## Directions for this task
Copy the part of the records that opens with the line containing "product-thumbnail[interactable] bbox=[8, 162, 158, 314]" and closes with the line containing "watermark-url: www.pc0359.cn bbox=[88, 44, 192, 58]", swapping every "options-divider" for "separator" and changing nothing else.

## Records for the exercise
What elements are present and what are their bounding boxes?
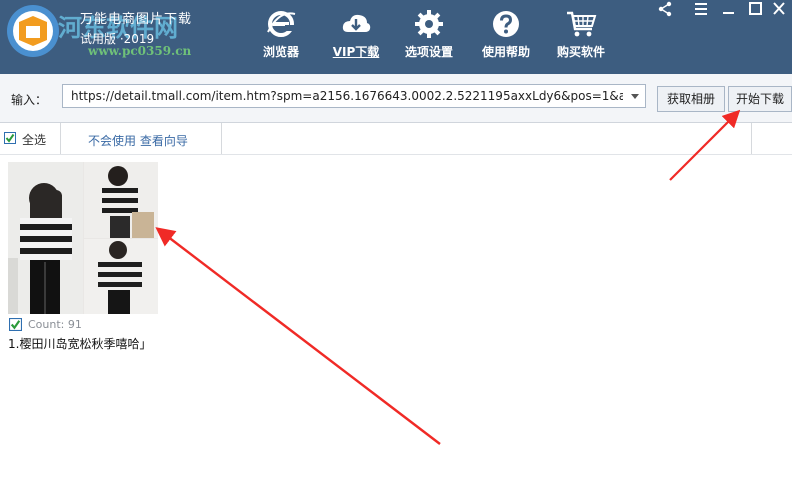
product-thumbnail[interactable] bbox=[8, 162, 158, 314]
options-bar: 全选 不会使用 查看向导 bbox=[0, 123, 792, 155]
nav-buy-label: 购买软件 bbox=[556, 45, 605, 59]
help-icon bbox=[493, 11, 519, 37]
nav-settings-label: 选项设置 bbox=[404, 45, 453, 59]
select-all-label: 全选 bbox=[22, 133, 47, 147]
url-toolbar: 输入： https://detail.tmall.com/item.htm?sp… bbox=[0, 74, 792, 123]
browser-e-icon bbox=[267, 11, 296, 37]
share-icon[interactable] bbox=[652, 0, 678, 18]
options-divider bbox=[60, 123, 61, 154]
chevron-down-icon[interactable] bbox=[627, 85, 643, 107]
select-all-checkbox[interactable] bbox=[4, 132, 16, 144]
nav-settings[interactable]: 选项设置 bbox=[393, 6, 465, 66]
nav-help-label: 使用帮助 bbox=[481, 45, 530, 59]
minimize-icon[interactable] bbox=[715, 0, 741, 18]
title-bar: 河东软件网 万能电商图片下载 试用版 ·2019 www.pc0359.cn 浏… bbox=[0, 0, 792, 74]
image-count: Count: 91 bbox=[28, 318, 82, 331]
nav-vip-download-label: VIP下载 bbox=[332, 45, 380, 59]
options-divider bbox=[751, 123, 752, 154]
options-divider bbox=[221, 123, 222, 154]
close-icon[interactable] bbox=[766, 0, 792, 18]
shopping-cart-icon bbox=[567, 11, 597, 37]
item-checkbox[interactable] bbox=[9, 318, 22, 331]
arrow-to-thumbnail bbox=[155, 227, 441, 445]
item-title: 1.樱田川岛宽松秋季嘻哈」 bbox=[8, 337, 152, 351]
nav-vip-download[interactable]: VIP下载 bbox=[320, 6, 392, 66]
cloud-download-icon bbox=[342, 14, 371, 32]
product-photo-collage bbox=[8, 162, 158, 314]
app-title: 万能电商图片下载 bbox=[80, 12, 193, 27]
menu-icon[interactable] bbox=[688, 0, 714, 18]
input-label: 输入： bbox=[11, 93, 48, 107]
get-album-button[interactable]: 获取相册 bbox=[657, 86, 725, 112]
nav-browser[interactable]: 浏览器 bbox=[245, 6, 317, 66]
nav-browser-label: 浏览器 bbox=[262, 45, 299, 59]
nav-buy[interactable]: 购买软件 bbox=[545, 6, 617, 66]
start-download-button[interactable]: 开始下载 bbox=[728, 86, 792, 112]
url-input-value: https://detail.tmall.com/item.htm?spm=a2… bbox=[71, 89, 623, 103]
nav-help[interactable]: 使用帮助 bbox=[470, 6, 542, 66]
help-guide-link[interactable]: 不会使用 查看向导 bbox=[88, 132, 188, 149]
gear-icon bbox=[415, 10, 443, 38]
maximize-icon[interactable] bbox=[742, 0, 768, 18]
app-logo bbox=[7, 5, 59, 57]
watermark-url: www.pc0359.cn bbox=[88, 44, 192, 58]
url-input[interactable]: https://detail.tmall.com/item.htm?spm=a2… bbox=[62, 84, 646, 108]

## Reply
product-thumbnail[interactable] bbox=[8, 162, 158, 314]
options-bar: 全选 不会使用 查看向导 bbox=[0, 123, 792, 155]
nav-buy-label: 购买软件 bbox=[556, 45, 605, 59]
help-icon bbox=[493, 11, 519, 37]
nav-settings-label: 选项设置 bbox=[404, 45, 453, 59]
select-all-label: 全选 bbox=[22, 133, 47, 147]
url-toolbar: 输入： https://detail.tmall.com/item.htm?sp… bbox=[0, 74, 792, 123]
browser-e-icon bbox=[267, 11, 296, 37]
share-icon[interactable] bbox=[652, 0, 678, 18]
separator bbox=[60, 123, 61, 154]
chevron-down-icon[interactable] bbox=[627, 85, 643, 107]
select-all-checkbox[interactable] bbox=[4, 132, 16, 144]
nav-settings[interactable]: 选项设置 bbox=[393, 6, 465, 66]
nav-help-label: 使用帮助 bbox=[481, 45, 530, 59]
minimize-icon[interactable] bbox=[715, 0, 741, 18]
title-bar: 河东软件网 万能电商图片下载 试用版 ·2019 www.pc0359.cn 浏… bbox=[0, 0, 792, 74]
image-count: Count: 91 bbox=[28, 318, 82, 331]
nav-vip-download-label: VIP下载 bbox=[332, 45, 380, 59]
separator bbox=[751, 123, 752, 154]
separator bbox=[221, 123, 222, 154]
close-icon[interactable] bbox=[766, 0, 792, 18]
shopping-cart-icon bbox=[567, 11, 597, 37]
item-checkbox[interactable] bbox=[9, 318, 22, 331]
arrow-to-thumbnail bbox=[155, 227, 441, 445]
item-title: 1.樱田川岛宽松秋季嘻哈」 bbox=[8, 337, 152, 351]
nav-vip-download[interactable]: VIP下载 bbox=[320, 6, 392, 66]
cloud-download-icon bbox=[342, 14, 371, 32]
product-photo-collage bbox=[8, 162, 158, 314]
app-title: 万能电商图片下载 bbox=[80, 12, 193, 27]
menu-icon[interactable] bbox=[688, 0, 714, 18]
input-label: 输入： bbox=[11, 93, 48, 107]
get-album-button[interactable]: 获取相册 bbox=[657, 86, 725, 112]
nav-browser[interactable]: 浏览器 bbox=[245, 6, 317, 66]
nav-browser-label: 浏览器 bbox=[262, 45, 299, 59]
nav-buy[interactable]: 购买软件 bbox=[545, 6, 617, 66]
start-download-button[interactable]: 开始下载 bbox=[728, 86, 792, 112]
url-input-value: https://detail.tmall.com/item.htm?spm=a2… bbox=[71, 89, 623, 103]
nav-help[interactable]: 使用帮助 bbox=[470, 6, 542, 66]
help-guide-link[interactable]: 不会使用 查看向导 bbox=[88, 132, 188, 149]
gear-icon bbox=[415, 10, 443, 38]
maximize-icon[interactable] bbox=[742, 0, 768, 18]
app-logo bbox=[7, 5, 59, 57]
watermark-url: www.pc0359.cn bbox=[88, 44, 192, 58]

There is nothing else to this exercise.